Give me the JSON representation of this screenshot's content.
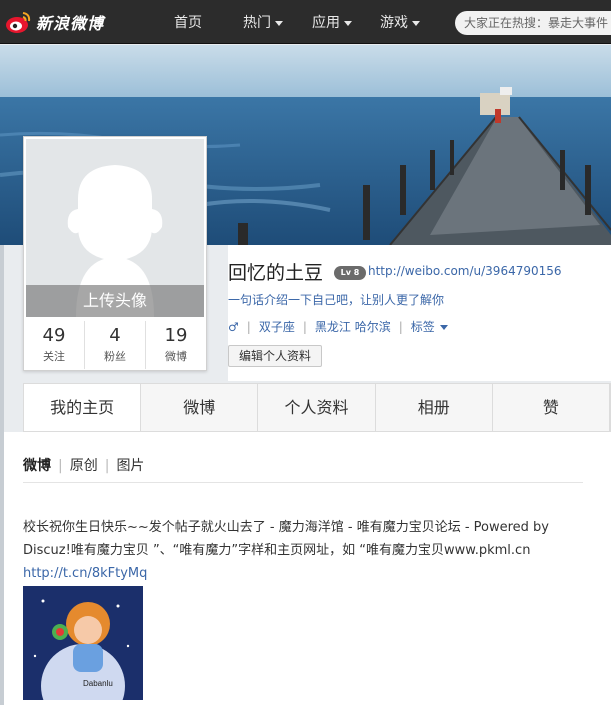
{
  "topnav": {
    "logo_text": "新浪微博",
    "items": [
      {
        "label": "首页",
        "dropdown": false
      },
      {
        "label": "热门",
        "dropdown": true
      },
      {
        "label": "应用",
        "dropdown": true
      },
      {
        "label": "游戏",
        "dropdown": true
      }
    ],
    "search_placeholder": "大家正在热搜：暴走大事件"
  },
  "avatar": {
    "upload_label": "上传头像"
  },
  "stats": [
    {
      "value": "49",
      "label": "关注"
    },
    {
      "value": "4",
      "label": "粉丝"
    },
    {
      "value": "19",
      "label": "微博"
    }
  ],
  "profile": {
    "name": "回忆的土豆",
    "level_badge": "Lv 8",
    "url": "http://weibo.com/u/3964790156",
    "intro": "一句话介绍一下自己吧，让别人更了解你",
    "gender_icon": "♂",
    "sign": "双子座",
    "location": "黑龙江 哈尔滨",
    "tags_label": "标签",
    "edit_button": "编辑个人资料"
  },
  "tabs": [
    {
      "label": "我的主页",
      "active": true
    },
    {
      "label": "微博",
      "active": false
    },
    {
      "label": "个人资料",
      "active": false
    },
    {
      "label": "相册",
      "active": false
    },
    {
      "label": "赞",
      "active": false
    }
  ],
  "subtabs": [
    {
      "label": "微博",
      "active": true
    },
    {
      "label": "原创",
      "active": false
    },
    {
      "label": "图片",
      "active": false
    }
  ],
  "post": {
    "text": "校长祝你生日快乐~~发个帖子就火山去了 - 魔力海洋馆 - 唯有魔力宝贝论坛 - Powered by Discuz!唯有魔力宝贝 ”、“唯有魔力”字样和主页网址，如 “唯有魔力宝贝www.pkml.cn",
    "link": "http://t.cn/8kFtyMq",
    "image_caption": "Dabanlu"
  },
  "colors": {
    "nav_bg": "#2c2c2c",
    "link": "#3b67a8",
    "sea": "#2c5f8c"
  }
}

• • •

Return the material word for word. Pictures are not part of the copy.

Give me the JSON representation of this screenshot's content.
{
  "topnav": {
    "logo_text": "新浪微博",
    "items": [
      {
        "label": "首页",
        "dropdown": false
      },
      {
        "label": "热门",
        "dropdown": true
      },
      {
        "label": "应用",
        "dropdown": true
      },
      {
        "label": "游戏",
        "dropdown": true
      }
    ],
    "search_placeholder": "大家正在热搜：暴走大事件"
  },
  "avatar": {
    "upload_label": "上传头像"
  },
  "stats": [
    {
      "value": "49",
      "label": "关注"
    },
    {
      "value": "4",
      "label": "粉丝"
    },
    {
      "value": "19",
      "label": "微博"
    }
  ],
  "profile": {
    "name": "回忆的土豆",
    "level_badge": "Lv 8",
    "url": "http://weibo.com/u/3964790156",
    "intro": "一句话介绍一下自己吧，让别人更了解你",
    "gender_icon": "♂",
    "sign": "双子座",
    "location": "黑龙江 哈尔滨",
    "tags_label": "标签",
    "edit_button": "编辑个人资料"
  },
  "tabs": [
    {
      "label": "我的主页",
      "active": true
    },
    {
      "label": "微博",
      "active": false
    },
    {
      "label": "个人资料",
      "active": false
    },
    {
      "label": "相册",
      "active": false
    },
    {
      "label": "赞",
      "active": false
    }
  ],
  "subtabs": [
    {
      "label": "微博",
      "active": true
    },
    {
      "label": "原创",
      "active": false
    },
    {
      "label": "图片",
      "active": false
    }
  ],
  "post": {
    "text": "校长祝你生日快乐~~发个帖子就火山去了 - 魔力海洋馆 - 唯有魔力宝贝论坛 - Powered by Discuz!唯有魔力宝贝 ”、“唯有魔力”字样和主页网址，如 “唯有魔力宝贝www.pkml.cn",
    "link": "http://t.cn/8kFtyMq",
    "image_caption": "Dabanlu"
  },
  "colors": {
    "nav_bg": "#2c2c2c",
    "link": "#3b67a8",
    "sea": "#2c5f8c"
  }
}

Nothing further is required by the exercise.